> **Exercise requirements**
Write out all lines holding the word "Benfica".

########################################

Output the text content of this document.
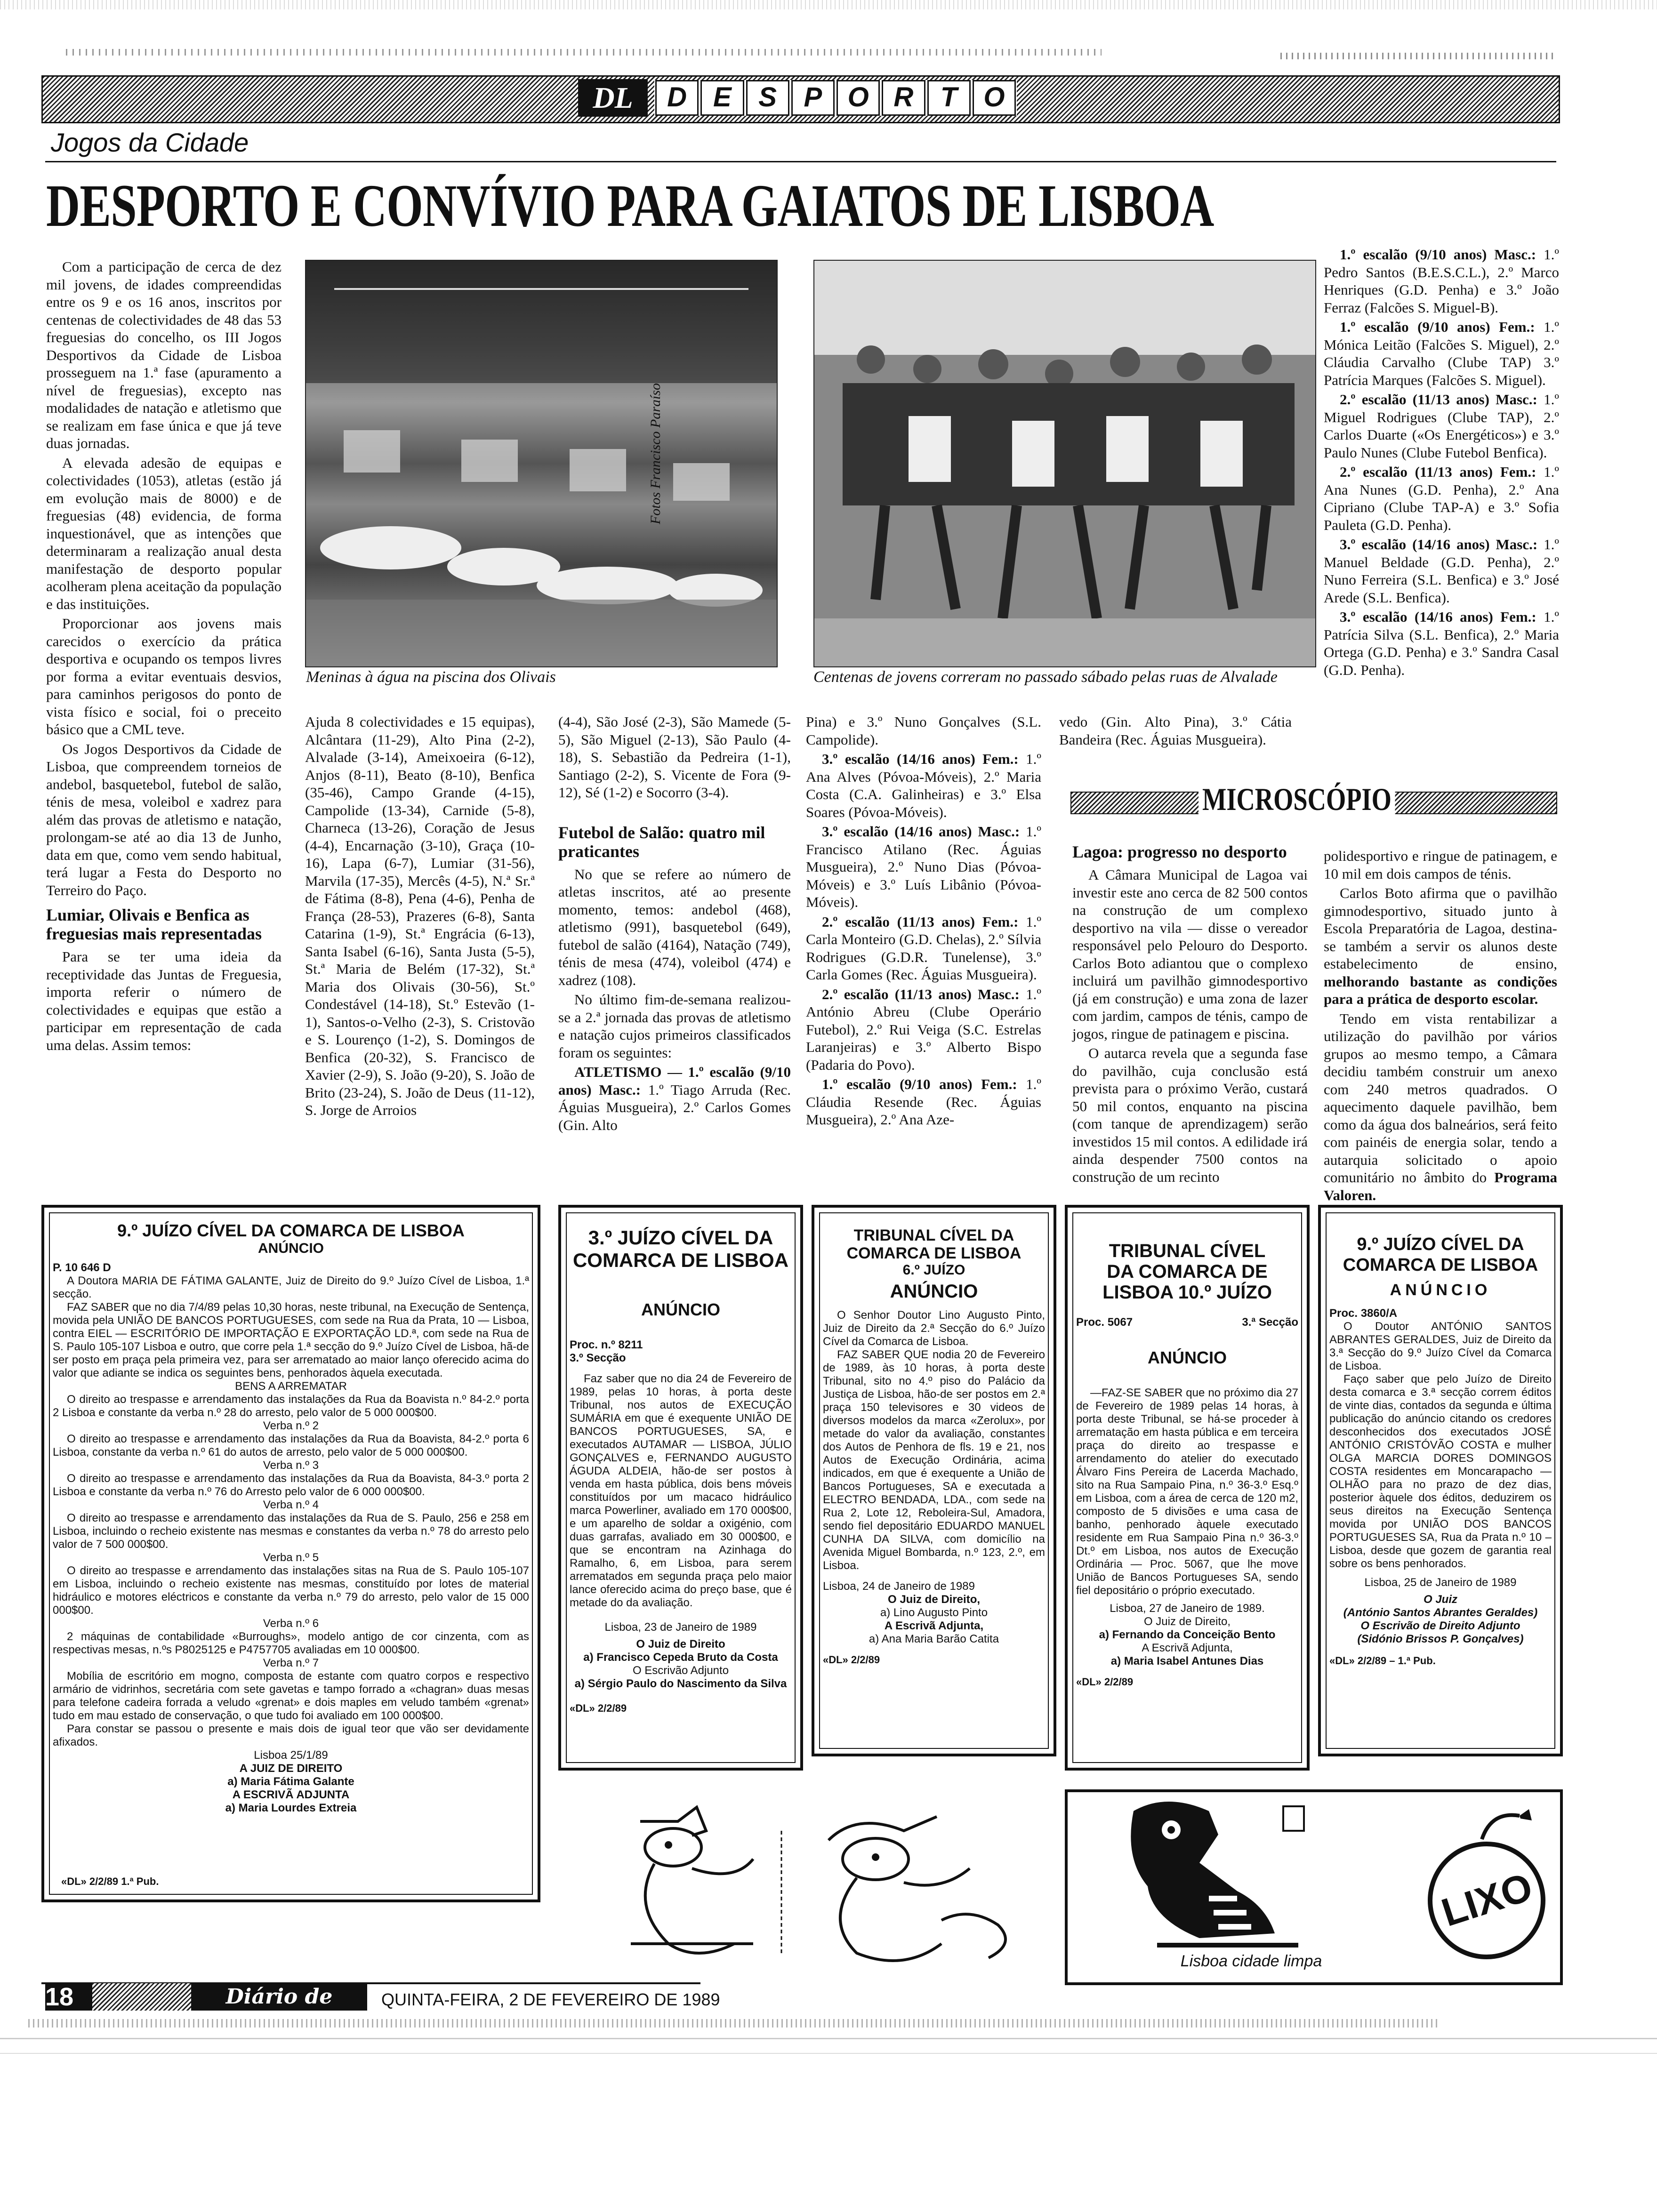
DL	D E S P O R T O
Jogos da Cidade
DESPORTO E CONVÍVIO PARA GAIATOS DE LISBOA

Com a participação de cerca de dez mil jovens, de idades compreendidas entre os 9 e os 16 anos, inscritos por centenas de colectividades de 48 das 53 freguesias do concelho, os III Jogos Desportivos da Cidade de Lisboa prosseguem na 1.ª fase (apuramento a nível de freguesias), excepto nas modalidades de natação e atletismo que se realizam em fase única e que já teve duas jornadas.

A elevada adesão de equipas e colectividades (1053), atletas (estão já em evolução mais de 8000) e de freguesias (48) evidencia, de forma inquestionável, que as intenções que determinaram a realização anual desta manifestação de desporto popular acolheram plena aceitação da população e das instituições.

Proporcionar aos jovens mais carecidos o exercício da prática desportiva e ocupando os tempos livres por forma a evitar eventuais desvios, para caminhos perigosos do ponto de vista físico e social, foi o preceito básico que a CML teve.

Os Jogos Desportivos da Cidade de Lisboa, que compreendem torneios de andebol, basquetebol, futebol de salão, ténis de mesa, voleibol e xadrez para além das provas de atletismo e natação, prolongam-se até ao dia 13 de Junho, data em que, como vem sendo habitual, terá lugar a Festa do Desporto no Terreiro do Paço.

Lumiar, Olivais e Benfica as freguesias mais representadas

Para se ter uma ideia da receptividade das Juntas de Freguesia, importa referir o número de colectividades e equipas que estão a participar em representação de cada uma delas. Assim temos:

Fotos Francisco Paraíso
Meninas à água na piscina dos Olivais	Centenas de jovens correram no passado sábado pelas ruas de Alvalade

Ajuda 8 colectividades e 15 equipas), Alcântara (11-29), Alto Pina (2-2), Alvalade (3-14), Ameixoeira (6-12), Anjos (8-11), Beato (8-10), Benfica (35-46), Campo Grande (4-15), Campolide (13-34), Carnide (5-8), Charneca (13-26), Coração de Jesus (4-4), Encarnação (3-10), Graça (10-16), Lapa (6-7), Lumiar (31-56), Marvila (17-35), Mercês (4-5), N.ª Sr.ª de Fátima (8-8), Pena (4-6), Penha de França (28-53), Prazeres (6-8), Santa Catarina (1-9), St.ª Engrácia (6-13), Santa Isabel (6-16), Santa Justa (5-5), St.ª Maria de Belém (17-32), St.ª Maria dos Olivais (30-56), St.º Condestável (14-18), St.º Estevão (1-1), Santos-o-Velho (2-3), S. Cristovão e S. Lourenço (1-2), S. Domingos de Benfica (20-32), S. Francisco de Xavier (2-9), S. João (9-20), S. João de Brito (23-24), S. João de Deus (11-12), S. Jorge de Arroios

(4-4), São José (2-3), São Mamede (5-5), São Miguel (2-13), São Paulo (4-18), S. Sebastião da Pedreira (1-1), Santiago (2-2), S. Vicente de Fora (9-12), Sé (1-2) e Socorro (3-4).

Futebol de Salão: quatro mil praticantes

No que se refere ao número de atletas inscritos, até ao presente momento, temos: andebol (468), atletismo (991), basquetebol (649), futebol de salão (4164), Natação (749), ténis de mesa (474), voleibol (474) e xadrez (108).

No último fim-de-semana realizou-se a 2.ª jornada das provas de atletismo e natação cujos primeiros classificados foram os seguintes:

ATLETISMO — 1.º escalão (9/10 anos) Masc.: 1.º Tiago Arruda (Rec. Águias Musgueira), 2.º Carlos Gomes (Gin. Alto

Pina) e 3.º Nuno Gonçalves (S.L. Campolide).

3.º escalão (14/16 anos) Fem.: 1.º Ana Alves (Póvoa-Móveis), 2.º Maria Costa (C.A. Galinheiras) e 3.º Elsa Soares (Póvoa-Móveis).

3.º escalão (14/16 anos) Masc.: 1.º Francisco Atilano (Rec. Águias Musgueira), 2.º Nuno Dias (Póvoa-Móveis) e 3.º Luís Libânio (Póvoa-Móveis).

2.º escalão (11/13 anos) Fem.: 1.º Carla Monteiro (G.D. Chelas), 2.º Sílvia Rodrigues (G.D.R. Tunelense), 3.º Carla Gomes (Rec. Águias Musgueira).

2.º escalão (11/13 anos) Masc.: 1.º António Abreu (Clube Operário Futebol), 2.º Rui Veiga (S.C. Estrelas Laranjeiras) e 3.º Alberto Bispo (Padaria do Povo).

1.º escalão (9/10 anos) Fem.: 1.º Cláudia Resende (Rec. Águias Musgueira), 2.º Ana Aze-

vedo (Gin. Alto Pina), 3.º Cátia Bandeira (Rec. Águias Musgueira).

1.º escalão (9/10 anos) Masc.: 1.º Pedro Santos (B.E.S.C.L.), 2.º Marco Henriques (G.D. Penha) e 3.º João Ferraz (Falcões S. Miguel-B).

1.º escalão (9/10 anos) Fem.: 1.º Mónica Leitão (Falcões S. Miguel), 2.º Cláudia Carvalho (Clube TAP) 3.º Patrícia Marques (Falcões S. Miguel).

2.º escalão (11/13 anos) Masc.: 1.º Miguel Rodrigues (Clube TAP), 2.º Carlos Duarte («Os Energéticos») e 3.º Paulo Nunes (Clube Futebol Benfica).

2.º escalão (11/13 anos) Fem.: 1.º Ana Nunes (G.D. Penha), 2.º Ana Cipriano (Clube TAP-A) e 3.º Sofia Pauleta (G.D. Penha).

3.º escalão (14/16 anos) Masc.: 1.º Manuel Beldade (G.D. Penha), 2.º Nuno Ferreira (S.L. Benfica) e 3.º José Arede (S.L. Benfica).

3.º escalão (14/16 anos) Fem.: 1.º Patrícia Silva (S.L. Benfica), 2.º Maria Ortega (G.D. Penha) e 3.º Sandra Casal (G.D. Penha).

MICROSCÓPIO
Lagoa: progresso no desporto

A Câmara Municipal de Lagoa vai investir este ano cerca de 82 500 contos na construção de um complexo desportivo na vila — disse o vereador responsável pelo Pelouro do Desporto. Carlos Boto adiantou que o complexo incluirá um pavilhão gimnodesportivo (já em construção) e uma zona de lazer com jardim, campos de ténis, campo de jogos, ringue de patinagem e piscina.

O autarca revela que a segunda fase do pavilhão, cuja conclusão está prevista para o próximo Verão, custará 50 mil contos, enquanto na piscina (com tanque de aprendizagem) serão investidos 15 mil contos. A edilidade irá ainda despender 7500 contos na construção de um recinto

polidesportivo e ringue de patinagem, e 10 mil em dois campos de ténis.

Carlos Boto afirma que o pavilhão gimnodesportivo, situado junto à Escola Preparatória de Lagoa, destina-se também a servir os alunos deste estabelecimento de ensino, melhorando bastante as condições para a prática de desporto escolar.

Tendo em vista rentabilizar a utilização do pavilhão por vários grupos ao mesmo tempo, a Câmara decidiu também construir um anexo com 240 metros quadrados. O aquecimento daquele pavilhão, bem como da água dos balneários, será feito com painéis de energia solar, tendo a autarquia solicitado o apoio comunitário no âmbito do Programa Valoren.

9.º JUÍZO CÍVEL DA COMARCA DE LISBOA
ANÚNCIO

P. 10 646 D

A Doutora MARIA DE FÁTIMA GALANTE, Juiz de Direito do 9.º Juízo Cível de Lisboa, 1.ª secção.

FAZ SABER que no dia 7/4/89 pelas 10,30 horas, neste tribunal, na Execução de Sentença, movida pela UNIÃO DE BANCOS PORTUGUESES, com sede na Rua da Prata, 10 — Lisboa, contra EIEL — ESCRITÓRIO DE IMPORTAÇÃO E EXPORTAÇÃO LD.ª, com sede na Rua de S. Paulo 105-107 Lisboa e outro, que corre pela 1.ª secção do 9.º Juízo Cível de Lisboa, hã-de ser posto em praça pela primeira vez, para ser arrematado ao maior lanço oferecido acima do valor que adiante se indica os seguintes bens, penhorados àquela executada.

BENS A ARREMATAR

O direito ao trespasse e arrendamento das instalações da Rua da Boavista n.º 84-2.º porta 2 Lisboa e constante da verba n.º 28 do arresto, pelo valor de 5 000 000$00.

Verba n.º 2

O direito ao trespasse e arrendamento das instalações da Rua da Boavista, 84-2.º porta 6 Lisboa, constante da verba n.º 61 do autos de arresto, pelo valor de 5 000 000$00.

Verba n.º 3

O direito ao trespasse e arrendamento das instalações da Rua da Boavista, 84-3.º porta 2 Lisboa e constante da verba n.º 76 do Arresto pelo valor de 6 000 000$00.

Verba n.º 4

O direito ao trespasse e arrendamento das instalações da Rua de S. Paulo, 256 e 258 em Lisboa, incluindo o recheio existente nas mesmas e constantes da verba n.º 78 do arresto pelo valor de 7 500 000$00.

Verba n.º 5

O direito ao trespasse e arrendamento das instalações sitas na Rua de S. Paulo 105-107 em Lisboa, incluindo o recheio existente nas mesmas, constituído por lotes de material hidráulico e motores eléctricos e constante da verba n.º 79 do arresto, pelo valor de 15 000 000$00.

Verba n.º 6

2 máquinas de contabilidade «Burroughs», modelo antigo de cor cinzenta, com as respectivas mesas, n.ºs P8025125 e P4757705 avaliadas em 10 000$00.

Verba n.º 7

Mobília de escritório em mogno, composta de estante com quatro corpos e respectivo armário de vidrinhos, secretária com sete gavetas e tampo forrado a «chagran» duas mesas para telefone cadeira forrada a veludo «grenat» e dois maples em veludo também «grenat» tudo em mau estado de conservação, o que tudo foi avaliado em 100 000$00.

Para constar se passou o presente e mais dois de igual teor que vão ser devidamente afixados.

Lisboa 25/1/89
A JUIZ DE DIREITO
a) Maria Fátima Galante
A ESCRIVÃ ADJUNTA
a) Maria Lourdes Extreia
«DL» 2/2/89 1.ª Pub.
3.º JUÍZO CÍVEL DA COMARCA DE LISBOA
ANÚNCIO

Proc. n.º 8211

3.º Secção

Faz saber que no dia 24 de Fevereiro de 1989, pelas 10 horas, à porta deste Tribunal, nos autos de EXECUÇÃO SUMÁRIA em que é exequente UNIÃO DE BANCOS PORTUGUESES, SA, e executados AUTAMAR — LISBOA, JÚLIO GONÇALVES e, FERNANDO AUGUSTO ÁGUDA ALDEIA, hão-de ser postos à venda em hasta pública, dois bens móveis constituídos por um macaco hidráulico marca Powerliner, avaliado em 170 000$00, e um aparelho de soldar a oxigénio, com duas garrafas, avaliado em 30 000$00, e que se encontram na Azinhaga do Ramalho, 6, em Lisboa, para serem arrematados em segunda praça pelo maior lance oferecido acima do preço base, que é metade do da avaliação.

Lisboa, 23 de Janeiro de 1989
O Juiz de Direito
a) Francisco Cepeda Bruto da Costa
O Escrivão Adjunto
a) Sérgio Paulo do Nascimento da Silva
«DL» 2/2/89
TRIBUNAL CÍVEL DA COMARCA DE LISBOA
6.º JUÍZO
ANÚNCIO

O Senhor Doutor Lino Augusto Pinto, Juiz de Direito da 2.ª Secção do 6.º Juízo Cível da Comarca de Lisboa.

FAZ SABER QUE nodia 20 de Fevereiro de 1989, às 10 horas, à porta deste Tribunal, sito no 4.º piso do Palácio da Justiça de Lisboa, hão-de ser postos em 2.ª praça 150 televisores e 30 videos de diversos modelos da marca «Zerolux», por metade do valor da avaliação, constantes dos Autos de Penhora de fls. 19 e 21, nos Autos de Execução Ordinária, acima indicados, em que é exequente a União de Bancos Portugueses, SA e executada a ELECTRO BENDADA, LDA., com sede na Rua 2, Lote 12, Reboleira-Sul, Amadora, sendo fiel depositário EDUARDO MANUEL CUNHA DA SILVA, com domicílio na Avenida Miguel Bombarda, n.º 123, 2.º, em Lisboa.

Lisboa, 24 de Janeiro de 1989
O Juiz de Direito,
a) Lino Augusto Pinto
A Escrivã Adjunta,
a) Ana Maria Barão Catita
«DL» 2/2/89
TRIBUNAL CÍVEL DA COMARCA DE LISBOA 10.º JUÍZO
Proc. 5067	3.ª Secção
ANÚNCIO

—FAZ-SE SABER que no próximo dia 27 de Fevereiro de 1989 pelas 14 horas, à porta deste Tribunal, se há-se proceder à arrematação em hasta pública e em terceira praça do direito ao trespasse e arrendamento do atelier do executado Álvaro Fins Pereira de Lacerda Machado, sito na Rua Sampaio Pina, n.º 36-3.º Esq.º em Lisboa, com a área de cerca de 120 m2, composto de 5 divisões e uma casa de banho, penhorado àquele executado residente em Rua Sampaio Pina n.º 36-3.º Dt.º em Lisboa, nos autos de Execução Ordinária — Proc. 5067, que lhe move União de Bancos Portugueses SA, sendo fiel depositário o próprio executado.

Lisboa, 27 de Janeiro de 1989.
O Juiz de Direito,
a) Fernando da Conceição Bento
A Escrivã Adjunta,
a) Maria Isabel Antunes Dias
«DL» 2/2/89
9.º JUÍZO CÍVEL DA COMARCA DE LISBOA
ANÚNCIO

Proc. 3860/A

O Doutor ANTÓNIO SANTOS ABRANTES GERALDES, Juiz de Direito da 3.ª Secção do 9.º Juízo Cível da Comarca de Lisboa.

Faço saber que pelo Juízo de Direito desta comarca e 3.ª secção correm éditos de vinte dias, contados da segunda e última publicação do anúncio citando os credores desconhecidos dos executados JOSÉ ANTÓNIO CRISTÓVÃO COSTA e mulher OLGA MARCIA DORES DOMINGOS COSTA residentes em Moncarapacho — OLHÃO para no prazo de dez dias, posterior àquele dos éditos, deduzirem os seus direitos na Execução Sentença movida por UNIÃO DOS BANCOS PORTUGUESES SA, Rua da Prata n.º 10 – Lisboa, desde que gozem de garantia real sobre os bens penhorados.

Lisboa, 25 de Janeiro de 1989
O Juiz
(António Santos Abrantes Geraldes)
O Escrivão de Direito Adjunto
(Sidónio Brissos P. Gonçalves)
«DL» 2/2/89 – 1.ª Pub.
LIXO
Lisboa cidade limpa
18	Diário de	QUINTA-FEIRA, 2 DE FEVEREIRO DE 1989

########################################

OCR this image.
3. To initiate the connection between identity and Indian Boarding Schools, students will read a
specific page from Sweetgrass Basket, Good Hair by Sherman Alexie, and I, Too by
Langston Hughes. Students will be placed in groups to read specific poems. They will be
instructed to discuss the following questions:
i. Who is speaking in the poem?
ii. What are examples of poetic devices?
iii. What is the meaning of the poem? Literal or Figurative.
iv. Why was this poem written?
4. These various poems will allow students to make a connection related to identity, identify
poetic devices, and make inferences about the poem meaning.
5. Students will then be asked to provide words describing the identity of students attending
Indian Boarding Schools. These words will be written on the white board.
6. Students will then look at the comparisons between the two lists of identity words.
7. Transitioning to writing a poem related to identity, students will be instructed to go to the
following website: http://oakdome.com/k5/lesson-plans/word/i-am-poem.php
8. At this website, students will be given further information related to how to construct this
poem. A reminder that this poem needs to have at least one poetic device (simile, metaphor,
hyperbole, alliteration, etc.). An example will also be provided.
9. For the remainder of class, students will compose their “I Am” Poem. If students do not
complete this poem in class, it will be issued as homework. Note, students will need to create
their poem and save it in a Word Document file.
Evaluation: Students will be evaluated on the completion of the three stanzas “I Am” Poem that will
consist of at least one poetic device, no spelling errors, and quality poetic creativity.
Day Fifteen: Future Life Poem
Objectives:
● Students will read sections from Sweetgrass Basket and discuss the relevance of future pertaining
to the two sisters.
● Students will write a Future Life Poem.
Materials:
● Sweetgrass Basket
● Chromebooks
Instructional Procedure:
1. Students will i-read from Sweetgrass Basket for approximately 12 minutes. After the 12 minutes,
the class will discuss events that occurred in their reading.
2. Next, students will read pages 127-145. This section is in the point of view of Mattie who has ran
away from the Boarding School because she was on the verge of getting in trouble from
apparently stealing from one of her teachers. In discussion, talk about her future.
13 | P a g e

########################################

> **Correct response**
Lumiar, Olivais e Benfica as freguesias mais representadas
Ajuda 8 colectividades e 15 equipas), Alcântara (11-29), Alto Pina (2-2), Alvalade (3-14), Ameixoeira (6-12), Anjos (8-11), Beato (8-10), Benfica (35-46), Campo Grande (4-15), Campolide (13-34), Carnide (5-8), Charneca (13-26), Coração de Jesus (4-4), Encarnação (3-10), Graça (10-16), Lapa (6-7), Lumiar (31-56), Marvila (17-35), Mercês (4-5), N.ª Sr.ª de Fátima (8-8), Pena (4-6), Penha de França (28-53), Prazeres (6-8), Santa Catarina (1-9), St.ª Engrácia (6-13), Santa Isabel (6-16), Santa Justa (5-5), St.ª Maria de Belém (17-32), St.ª Maria dos Olivais (30-56), St.º Condestável (14-18), St.º Estevão (1-1), Santos-o-Velho (2-3), S. Cristovão e S. Lourenço (1-2), S. Domingos de Benfica (20-32), S. Francisco de Xavier (2-9), S. João (9-20), S. João de Brito (23-24), S. João de Deus (11-12), S. Jorge de Arroios
2.º escalão (11/13 anos) Masc.: 1.º Miguel Rodrigues (Clube TAP), 2.º Carlos Duarte («Os Energéticos») e 3.º Paulo Nunes (Clube Futebol Benfica).
3.º escalão (14/16 anos) Masc.: 1.º Manuel Beldade (G.D. Penha), 2.º Nuno Ferreira (S.L. Benfica) e 3.º José Arede (S.L. Benfica).
3.º escalão (14/16 anos) Fem.: 1.º Patrícia Silva (S.L. Benfica), 2.º Maria Ortega (G.D. Penha) e 3.º Sandra Casal (G.D. Penha).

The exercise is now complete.